Dataset records:
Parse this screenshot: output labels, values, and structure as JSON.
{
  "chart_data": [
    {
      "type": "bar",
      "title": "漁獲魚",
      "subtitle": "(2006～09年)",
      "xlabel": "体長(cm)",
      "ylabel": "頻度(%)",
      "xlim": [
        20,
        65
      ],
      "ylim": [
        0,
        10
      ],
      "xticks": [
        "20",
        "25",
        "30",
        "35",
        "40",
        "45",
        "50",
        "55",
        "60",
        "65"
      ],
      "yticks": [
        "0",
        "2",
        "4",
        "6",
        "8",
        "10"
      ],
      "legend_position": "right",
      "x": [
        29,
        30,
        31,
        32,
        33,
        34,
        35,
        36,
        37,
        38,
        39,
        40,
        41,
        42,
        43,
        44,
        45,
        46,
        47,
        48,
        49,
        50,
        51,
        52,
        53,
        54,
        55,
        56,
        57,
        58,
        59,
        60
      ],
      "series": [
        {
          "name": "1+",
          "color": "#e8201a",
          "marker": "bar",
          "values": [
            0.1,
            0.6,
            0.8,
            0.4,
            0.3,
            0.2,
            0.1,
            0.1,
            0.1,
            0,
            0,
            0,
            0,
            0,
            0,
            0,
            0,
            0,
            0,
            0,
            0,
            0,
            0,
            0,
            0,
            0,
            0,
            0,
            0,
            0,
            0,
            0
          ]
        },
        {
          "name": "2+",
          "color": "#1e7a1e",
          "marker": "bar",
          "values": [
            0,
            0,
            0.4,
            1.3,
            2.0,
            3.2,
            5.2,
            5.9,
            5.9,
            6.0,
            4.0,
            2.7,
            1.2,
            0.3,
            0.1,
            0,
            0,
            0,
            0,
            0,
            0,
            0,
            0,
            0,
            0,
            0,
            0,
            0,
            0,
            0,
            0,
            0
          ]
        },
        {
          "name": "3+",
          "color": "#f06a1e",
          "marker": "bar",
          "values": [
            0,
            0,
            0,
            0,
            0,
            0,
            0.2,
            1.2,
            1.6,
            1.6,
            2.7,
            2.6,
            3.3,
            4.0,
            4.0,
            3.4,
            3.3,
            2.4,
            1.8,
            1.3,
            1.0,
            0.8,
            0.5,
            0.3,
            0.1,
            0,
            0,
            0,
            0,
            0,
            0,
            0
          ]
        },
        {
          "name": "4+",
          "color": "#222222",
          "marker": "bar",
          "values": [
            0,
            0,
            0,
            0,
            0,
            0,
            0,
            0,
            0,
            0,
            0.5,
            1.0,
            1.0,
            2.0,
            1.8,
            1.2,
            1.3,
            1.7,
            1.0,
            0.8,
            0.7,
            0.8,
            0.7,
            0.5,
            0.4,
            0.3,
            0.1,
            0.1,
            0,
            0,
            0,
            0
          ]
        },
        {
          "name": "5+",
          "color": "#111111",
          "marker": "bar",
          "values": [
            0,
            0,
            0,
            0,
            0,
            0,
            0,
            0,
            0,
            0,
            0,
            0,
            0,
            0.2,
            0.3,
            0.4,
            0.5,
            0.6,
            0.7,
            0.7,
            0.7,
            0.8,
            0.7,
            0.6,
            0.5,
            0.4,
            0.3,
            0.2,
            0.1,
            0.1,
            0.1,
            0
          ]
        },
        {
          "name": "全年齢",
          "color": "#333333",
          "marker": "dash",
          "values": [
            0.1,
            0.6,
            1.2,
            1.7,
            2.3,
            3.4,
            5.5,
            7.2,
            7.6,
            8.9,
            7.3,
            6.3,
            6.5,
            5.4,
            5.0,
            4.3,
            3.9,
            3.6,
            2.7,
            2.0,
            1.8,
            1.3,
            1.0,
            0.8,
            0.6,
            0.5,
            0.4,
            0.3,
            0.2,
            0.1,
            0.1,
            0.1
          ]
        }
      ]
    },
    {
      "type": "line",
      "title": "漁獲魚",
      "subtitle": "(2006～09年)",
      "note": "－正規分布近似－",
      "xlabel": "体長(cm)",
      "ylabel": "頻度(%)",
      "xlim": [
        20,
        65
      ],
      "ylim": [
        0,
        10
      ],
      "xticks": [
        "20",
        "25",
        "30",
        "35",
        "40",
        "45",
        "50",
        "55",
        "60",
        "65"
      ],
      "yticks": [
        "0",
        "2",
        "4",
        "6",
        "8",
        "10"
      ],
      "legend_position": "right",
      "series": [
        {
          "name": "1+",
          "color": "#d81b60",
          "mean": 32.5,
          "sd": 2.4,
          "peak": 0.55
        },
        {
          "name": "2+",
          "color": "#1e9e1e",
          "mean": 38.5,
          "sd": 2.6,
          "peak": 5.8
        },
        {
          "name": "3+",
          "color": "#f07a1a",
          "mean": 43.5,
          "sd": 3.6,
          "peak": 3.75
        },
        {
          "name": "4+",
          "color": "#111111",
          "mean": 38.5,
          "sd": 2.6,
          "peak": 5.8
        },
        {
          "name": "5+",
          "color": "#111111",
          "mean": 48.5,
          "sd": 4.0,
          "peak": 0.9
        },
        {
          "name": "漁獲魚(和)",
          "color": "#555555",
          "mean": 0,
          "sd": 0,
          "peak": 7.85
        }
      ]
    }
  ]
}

Written instruction: Output the records above in their entirety, exactly.

Task result:
Parse this screenshot: output labels, values, and structure as JSON.
{
  "chart_data": [
    {
      "type": "bar",
      "title": "漁獲魚",
      "subtitle": "(2006～09年)",
      "xlabel": "体長(cm)",
      "ylabel": "頻度(%)",
      "xlim": [
        20,
        65
      ],
      "ylim": [
        0,
        10
      ],
      "xticks": [
        "20",
        "25",
        "30",
        "35",
        "40",
        "45",
        "50",
        "55",
        "60",
        "65"
      ],
      "yticks": [
        "0",
        "2",
        "4",
        "6",
        "8",
        "10"
      ],
      "legend_position": "right",
      "x": [
        29,
        30,
        31,
        32,
        33,
        34,
        35,
        36,
        37,
        38,
        39,
        40,
        41,
        42,
        43,
        44,
        45,
        46,
        47,
        48,
        49,
        50,
        51,
        52,
        53,
        54,
        55,
        56,
        57,
        58,
        59,
        60
      ],
      "series": [
        {
          "name": "1+",
          "color": "#e8201a",
          "marker": "bar",
          "values": [
            0.1,
            0.6,
            0.8,
            0.4,
            0.3,
            0.2,
            0.1,
            0.1,
            0.1,
            0,
            0,
            0,
            0,
            0,
            0,
            0,
            0,
            0,
            0,
            0,
            0,
            0,
            0,
            0,
            0,
            0,
            0,
            0,
            0,
            0,
            0,
            0
          ]
        },
        {
          "name": "2+",
          "color": "#1e7a1e",
          "marker": "bar",
          "values": [
            0,
            0,
            0.4,
            1.3,
            2.0,
            3.2,
            5.2,
            5.9,
            5.9,
            6.0,
            4.0,
            2.7,
            1.2,
            0.3,
            0.1,
            0,
            0,
            0,
            0,
            0,
            0,
            0,
            0,
            0,
            0,
            0,
            0,
            0,
            0,
            0,
            0,
            0
          ]
        },
        {
          "name": "3+",
          "color": "#f06a1e",
          "marker": "bar",
          "values": [
            0,
            0,
            0,
            0,
            0,
            0,
            0.2,
            1.2,
            1.6,
            1.6,
            2.7,
            2.6,
            3.3,
            4.0,
            4.0,
            3.4,
            3.3,
            2.4,
            1.8,
            1.3,
            1.0,
            0.8,
            0.5,
            0.3,
            0.1,
            0,
            0,
            0,
            0,
            0,
            0,
            0
          ]
        },
        {
          "name": "4+",
          "color": "#222222",
          "marker": "bar",
          "values": [
            0,
            0,
            0,
            0,
            0,
            0,
            0,
            0,
            0,
            0,
            0.5,
            1.0,
            1.0,
            2.0,
            1.8,
            1.2,
            1.3,
            1.7,
            1.0,
            0.8,
            0.7,
            0.8,
            0.7,
            0.5,
            0.4,
            0.3,
            0.1,
            0.1,
            0,
            0,
            0,
            0
          ]
        },
        {
          "name": "5+",
          "color": "#111111",
          "marker": "bar",
          "values": [
            0,
            0,
            0,
            0,
            0,
            0,
            0,
            0,
            0,
            0,
            0,
            0,
            0,
            0.2,
            0.3,
            0.4,
            0.5,
            0.6,
            0.7,
            0.7,
            0.7,
            0.8,
            0.7,
            0.6,
            0.5,
            0.4,
            0.3,
            0.2,
            0.1,
            0.1,
            0.1,
            0
          ]
        },
        {
          "name": "全年齢",
          "color": "#333333",
          "marker": "dash",
          "values": [
            0.1,
            0.6,
            1.2,
            1.7,
            2.3,
            3.4,
            5.5,
            7.2,
            7.6,
            8.9,
            7.3,
            6.3,
            6.5,
            5.4,
            5.0,
            4.3,
            3.9,
            3.6,
            2.7,
            2.0,
            1.8,
            1.3,
            1.0,
            0.8,
            0.6,
            0.5,
            0.4,
            0.3,
            0.2,
            0.1,
            0.1,
            0.1
          ]
        }
      ]
    },
    {
      "type": "line",
      "title": "漁獲魚",
      "subtitle": "(2006～09年)",
      "note": "－正規分布近似－",
      "xlabel": "体長(cm)",
      "ylabel": "頻度(%)",
      "xlim": [
        20,
        65
      ],
      "ylim": [
        0,
        10
      ],
      "xticks": [
        "20",
        "25",
        "30",
        "35",
        "40",
        "45",
        "50",
        "55",
        "60",
        "65"
      ],
      "yticks": [
        "0",
        "2",
        "4",
        "6",
        "8",
        "10"
      ],
      "legend_position": "right",
      "series": [
        {
          "name": "1+",
          "color": "#d81b60",
          "mean": 32.5,
          "sd": 2.4,
          "peak": 0.55
        },
        {
          "name": "2+",
          "color": "#1e9e1e",
          "mean": 38.5,
          "sd": 2.6,
          "peak": 5.8
        },
        {
          "name": "3+",
          "color": "#f07a1a",
          "mean": 43.5,
          "sd": 3.6,
          "peak": 3.75
        },
        {
          "name": "4+",
          "color": "#111111",
          "mean": 38.5,
          "sd": 2.6,
          "peak": 5.8
        },
        {
          "name": "5+",
          "color": "#111111",
          "mean": 48.5,
          "sd": 4.0,
          "peak": 0.9
        },
        {
          "name": "漁獲魚(和)",
          "color": "#555555",
          "mean": 0,
          "sd": 0,
          "peak": 7.85
        }
      ]
    }
  ]
}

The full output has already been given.